* Directions for this task *
Repeat the listing in full, exactly as it stands.

|---|

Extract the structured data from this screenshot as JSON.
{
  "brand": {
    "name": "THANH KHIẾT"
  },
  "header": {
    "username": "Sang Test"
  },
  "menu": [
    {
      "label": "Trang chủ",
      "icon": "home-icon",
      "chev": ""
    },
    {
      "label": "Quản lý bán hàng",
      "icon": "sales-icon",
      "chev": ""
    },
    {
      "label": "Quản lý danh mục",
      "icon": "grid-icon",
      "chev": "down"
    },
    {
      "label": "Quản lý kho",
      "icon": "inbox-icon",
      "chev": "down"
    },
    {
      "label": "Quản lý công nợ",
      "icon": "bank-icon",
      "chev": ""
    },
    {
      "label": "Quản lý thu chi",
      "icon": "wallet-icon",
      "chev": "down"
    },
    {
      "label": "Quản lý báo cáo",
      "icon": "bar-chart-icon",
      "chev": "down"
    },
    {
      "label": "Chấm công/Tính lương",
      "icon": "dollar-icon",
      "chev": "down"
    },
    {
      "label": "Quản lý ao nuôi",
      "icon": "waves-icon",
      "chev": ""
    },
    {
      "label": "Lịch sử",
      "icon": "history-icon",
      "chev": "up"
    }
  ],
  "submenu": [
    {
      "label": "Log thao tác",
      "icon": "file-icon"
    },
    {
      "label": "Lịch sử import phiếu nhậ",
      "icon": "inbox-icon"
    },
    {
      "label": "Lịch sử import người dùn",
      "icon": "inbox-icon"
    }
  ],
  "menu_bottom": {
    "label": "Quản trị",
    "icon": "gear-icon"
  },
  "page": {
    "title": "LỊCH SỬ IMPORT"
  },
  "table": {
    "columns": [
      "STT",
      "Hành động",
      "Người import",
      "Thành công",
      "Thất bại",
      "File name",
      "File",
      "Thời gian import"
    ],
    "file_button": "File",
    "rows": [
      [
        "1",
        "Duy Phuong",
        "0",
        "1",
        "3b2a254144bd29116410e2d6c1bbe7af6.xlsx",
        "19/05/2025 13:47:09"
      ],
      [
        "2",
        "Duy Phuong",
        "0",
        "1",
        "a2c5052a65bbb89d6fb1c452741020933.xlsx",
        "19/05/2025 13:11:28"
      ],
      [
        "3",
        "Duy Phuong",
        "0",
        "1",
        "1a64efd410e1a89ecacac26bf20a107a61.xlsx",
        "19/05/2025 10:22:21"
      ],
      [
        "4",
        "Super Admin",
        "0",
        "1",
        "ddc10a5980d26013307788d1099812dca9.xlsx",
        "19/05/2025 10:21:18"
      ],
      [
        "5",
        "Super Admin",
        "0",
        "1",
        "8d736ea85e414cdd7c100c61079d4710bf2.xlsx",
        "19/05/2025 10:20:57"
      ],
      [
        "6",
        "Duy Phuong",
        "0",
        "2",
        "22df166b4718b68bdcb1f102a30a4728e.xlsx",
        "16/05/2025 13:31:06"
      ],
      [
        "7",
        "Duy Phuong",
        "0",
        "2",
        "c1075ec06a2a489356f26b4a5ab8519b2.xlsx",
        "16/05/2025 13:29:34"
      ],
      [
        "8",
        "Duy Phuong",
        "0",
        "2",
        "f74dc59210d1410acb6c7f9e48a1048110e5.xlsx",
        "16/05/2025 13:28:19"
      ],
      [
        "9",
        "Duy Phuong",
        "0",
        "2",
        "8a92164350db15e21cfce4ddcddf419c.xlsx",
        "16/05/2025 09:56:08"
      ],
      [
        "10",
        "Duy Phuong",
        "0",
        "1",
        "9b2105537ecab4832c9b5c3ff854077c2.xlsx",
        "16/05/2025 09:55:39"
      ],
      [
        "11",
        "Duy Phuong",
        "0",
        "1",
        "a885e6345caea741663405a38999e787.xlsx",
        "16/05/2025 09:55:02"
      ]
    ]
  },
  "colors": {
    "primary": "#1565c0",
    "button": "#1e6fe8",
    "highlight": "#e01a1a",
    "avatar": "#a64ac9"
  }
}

|---|

* Task result *
Extract the structured data from this screenshot as JSON.
{
  "brand": {
    "name": "THANH KHIẾT"
  },
  "header": {
    "username": "Sang Test"
  },
  "menu": [
    {
      "label": "Trang chủ",
      "icon": "home-icon",
      "chev": ""
    },
    {
      "label": "Quản lý bán hàng",
      "icon": "sales-icon",
      "chev": ""
    },
    {
      "label": "Quản lý danh mục",
      "icon": "grid-icon",
      "chev": "down"
    },
    {
      "label": "Quản lý kho",
      "icon": "inbox-icon",
      "chev": "down"
    },
    {
      "label": "Quản lý công nợ",
      "icon": "bank-icon",
      "chev": ""
    },
    {
      "label": "Quản lý thu chi",
      "icon": "wallet-icon",
      "chev": "down"
    },
    {
      "label": "Quản lý báo cáo",
      "icon": "bar-chart-icon",
      "chev": "down"
    },
    {
      "label": "Chấm công/Tính lương",
      "icon": "dollar-icon",
      "chev": "down"
    },
    {
      "label": "Quản lý ao nuôi",
      "icon": "waves-icon",
      "chev": ""
    },
    {
      "label": "Lịch sử",
      "icon": "history-icon",
      "chev": "up"
    }
  ],
  "submenu": [
    {
      "label": "Log thao tác",
      "icon": "file-icon"
    },
    {
      "label": "Lịch sử import phiếu nhậ",
      "icon": "inbox-icon"
    },
    {
      "label": "Lịch sử import người dùn",
      "icon": "inbox-icon"
    }
  ],
  "menu_bottom": {
    "label": "Quản trị",
    "icon": "gear-icon"
  },
  "page": {
    "title": "LỊCH SỬ IMPORT"
  },
  "table": {
    "columns": [
      "STT",
      "Hành động",
      "Người import",
      "Thành công",
      "Thất bại",
      "File name",
      "File",
      "Thời gian import"
    ],
    "file_button": "File",
    "rows": [
      [
        "1",
        "Duy Phuong",
        "0",
        "1",
        "3b2a254144bd29116410e2d6c1bbe7af6.xlsx",
        "19/05/2025 13:47:09"
      ],
      [
        "2",
        "Duy Phuong",
        "0",
        "1",
        "a2c5052a65bbb89d6fb1c452741020933.xlsx",
        "19/05/2025 13:11:28"
      ],
      [
        "3",
        "Duy Phuong",
        "0",
        "1",
        "1a64efd410e1a89ecacac26bf20a107a61.xlsx",
        "19/05/2025 10:22:21"
      ],
      [
        "4",
        "Super Admin",
        "0",
        "1",
        "ddc10a5980d26013307788d1099812dca9.xlsx",
        "19/05/2025 10:21:18"
      ],
      [
        "5",
        "Super Admin",
        "0",
        "1",
        "8d736ea85e414cdd7c100c61079d4710bf2.xlsx",
        "19/05/2025 10:20:57"
      ],
      [
        "6",
        "Duy Phuong",
        "0",
        "2",
        "22df166b4718b68bdcb1f102a30a4728e.xlsx",
        "16/05/2025 13:31:06"
      ],
      [
        "7",
        "Duy Phuong",
        "0",
        "2",
        "c1075ec06a2a489356f26b4a5ab8519b2.xlsx",
        "16/05/2025 13:29:34"
      ],
      [
        "8",
        "Duy Phuong",
        "0",
        "2",
        "f74dc59210d1410acb6c7f9e48a1048110e5.xlsx",
        "16/05/2025 13:28:19"
      ],
      [
        "9",
        "Duy Phuong",
        "0",
        "2",
        "8a92164350db15e21cfce4ddcddf419c.xlsx",
        "16/05/2025 09:56:08"
      ],
      [
        "10",
        "Duy Phuong",
        "0",
        "1",
        "9b2105537ecab4832c9b5c3ff854077c2.xlsx",
        "16/05/2025 09:55:39"
      ],
      [
        "11",
        "Duy Phuong",
        "0",
        "1",
        "a885e6345caea741663405a38999e787.xlsx",
        "16/05/2025 09:55:02"
      ]
    ]
  },
  "colors": {
    "primary": "#1565c0",
    "button": "#1e6fe8",
    "highlight": "#e01a1a",
    "avatar": "#a64ac9"
  }
}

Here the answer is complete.